Provided passage:
────────────────
A third of parents regret giving their children games consoles, mobile phones and computers, a study reveals today. Having not known life without the internet and technology, parents fear their children are so used to the immediate gratification of digital devices that they are lacking key interpersonal skills such as patience and social and communication skills that develop from taking part in creative activities.

· 73% of parents try to limit their children’s time spent using technology and watching TV but over half end up giving in

· More than two-thirds of parents have tried to confiscate gadgets

· Over half of parents argue with their children over time spent using technology at least once a week

· 62% of parents wish their children were more creative, with 74% admitting they needed to encourage more creative activities

· Less than half of children know how to make a paper aeroplane

With the survey finding that more than half of youngsters have a handheld games console, while another 50% have a games console such as a Nintendo Wii, and four in ten children having a TV in their bedroom, will parents give into their children wanting to watch TV and play on their computers all day – a pastime that children spend 3hrs 5mins doing everyday according to those parents polled, or will they undertake something more creative and fun.

Emma Kenny, Media Psychologist, comments: “Generation C (Connected), who are those born from 2000 onwards are experiencing a different type of childhood than any other generation. It is important to consider the longer-term effects a lack of creative activities in childhood can have, with lack of concentration and patience becoming increasingly evident as well as a lack of problem-solving skills which creative activity helps develop.”

The survey, commissioned by Hobbycraft polled 2,000 parents of children aged 3-16, also revealed that 67%of parents are often left feeling annoyed by the amount of time their children spend sat on their computer or watching TV instead of taking part in more traditional childhood activities. 66% of parents also worry about technology effecting quality time spent as a family, and because of this, 80% are considering buying a creative gift for their child’s next birthday or Christmas instead of a technology based present.
────────────────
Task objective:
According to the passage on parents and children's technology use, how many parents did the survey poll? The items that come after the passage have no connection to it.

[Spatial layout items]
────────────────
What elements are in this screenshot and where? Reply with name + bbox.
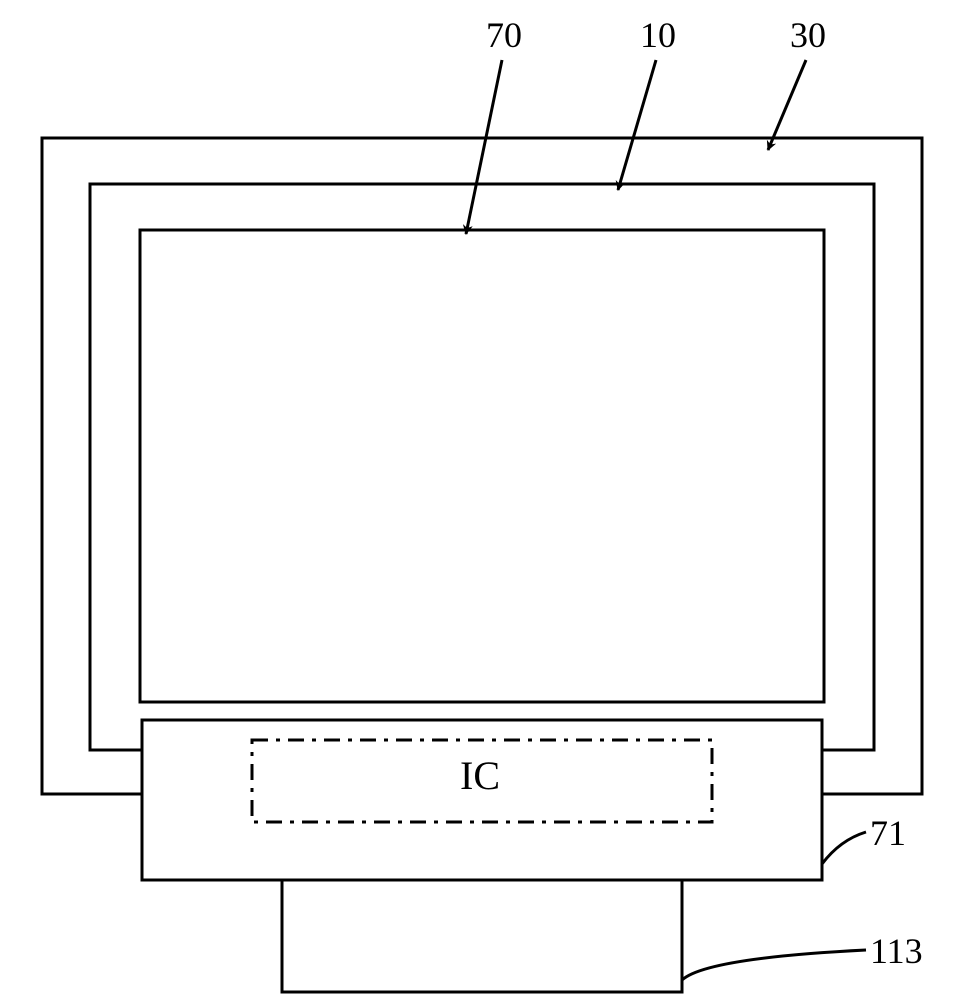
leader-71 <box>822 832 866 864</box>
bottom-rect <box>282 880 682 992</box>
label-70: 70 <box>486 14 522 56</box>
label-113: 113 <box>870 930 923 972</box>
label-10: 10 <box>640 14 676 56</box>
diagram-canvas: 70 10 30 71 113 IC <box>0 0 963 1000</box>
label-71: 71 <box>870 812 906 854</box>
diagram-svg <box>0 0 963 1000</box>
label-ic: IC <box>460 752 500 799</box>
inner-rect <box>140 230 824 702</box>
ic-tab-rect <box>142 720 822 880</box>
leader-113 <box>682 950 866 980</box>
arrow-70 <box>466 60 502 234</box>
label-30: 30 <box>790 14 826 56</box>
arrow-10 <box>618 60 656 190</box>
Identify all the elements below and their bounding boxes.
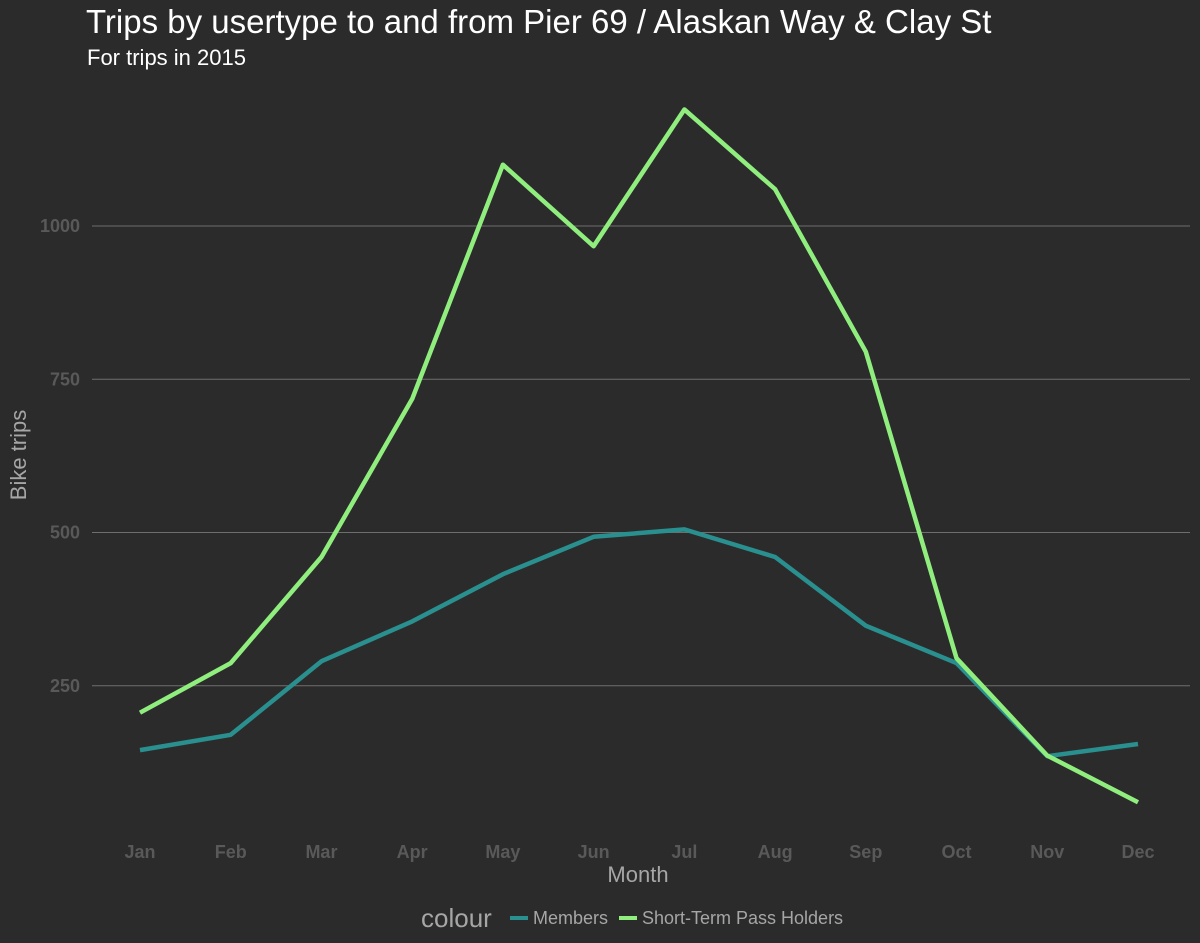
chart-subtitle: For trips in 2015 xyxy=(87,45,246,70)
chart-title: Trips by usertype to and from Pier 69 / … xyxy=(86,3,991,40)
legend: colour Members Short-Term Pass Holders xyxy=(421,903,843,933)
y-axis-ticks: 250 500 750 1000 xyxy=(40,216,80,696)
series-line-members xyxy=(139,527,1139,759)
legend-label-short-term-pass-holders: Short-Term Pass Holders xyxy=(642,908,843,928)
y-tick-label: 500 xyxy=(50,523,80,543)
y-axis-label: Bike trips xyxy=(6,410,31,500)
x-tick-label: May xyxy=(485,842,520,862)
x-tick-label: Jun xyxy=(578,842,610,862)
x-tick-label: Apr xyxy=(397,842,428,862)
x-tick-label: Nov xyxy=(1030,842,1064,862)
series-lines xyxy=(138,107,1140,805)
x-tick-label: Feb xyxy=(215,842,247,862)
y-tick-label: 1000 xyxy=(40,216,80,236)
x-tick-label: Oct xyxy=(942,842,972,862)
x-tick-label: Mar xyxy=(305,842,337,862)
x-axis-ticks: Jan Feb Mar Apr May Jun Jul Aug Sep Oct Nov Dec xyxy=(124,842,1154,862)
y-tick-label: 250 xyxy=(50,676,80,696)
legend-title: colour xyxy=(421,903,492,933)
x-tick-label: Dec xyxy=(1121,842,1154,862)
x-tick-label: Aug xyxy=(758,842,793,862)
x-tick-label: Jan xyxy=(124,842,155,862)
series-line-short-term-pass-holders xyxy=(138,107,1140,805)
x-tick-label: Jul xyxy=(671,842,697,862)
x-axis-label: Month xyxy=(607,862,668,887)
x-tick-label: Sep xyxy=(849,842,882,862)
y-tick-label: 750 xyxy=(50,369,80,389)
legend-label-members: Members xyxy=(533,908,608,928)
gridlines xyxy=(92,225,1190,687)
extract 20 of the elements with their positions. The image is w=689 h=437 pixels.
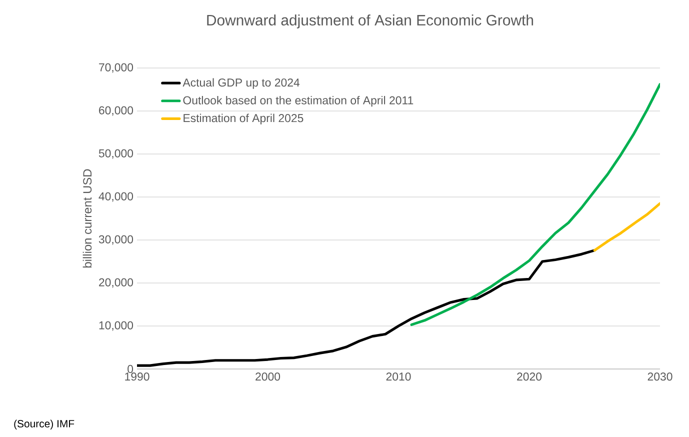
────────────────
Reply:
2,000 parents of children aged 3-16.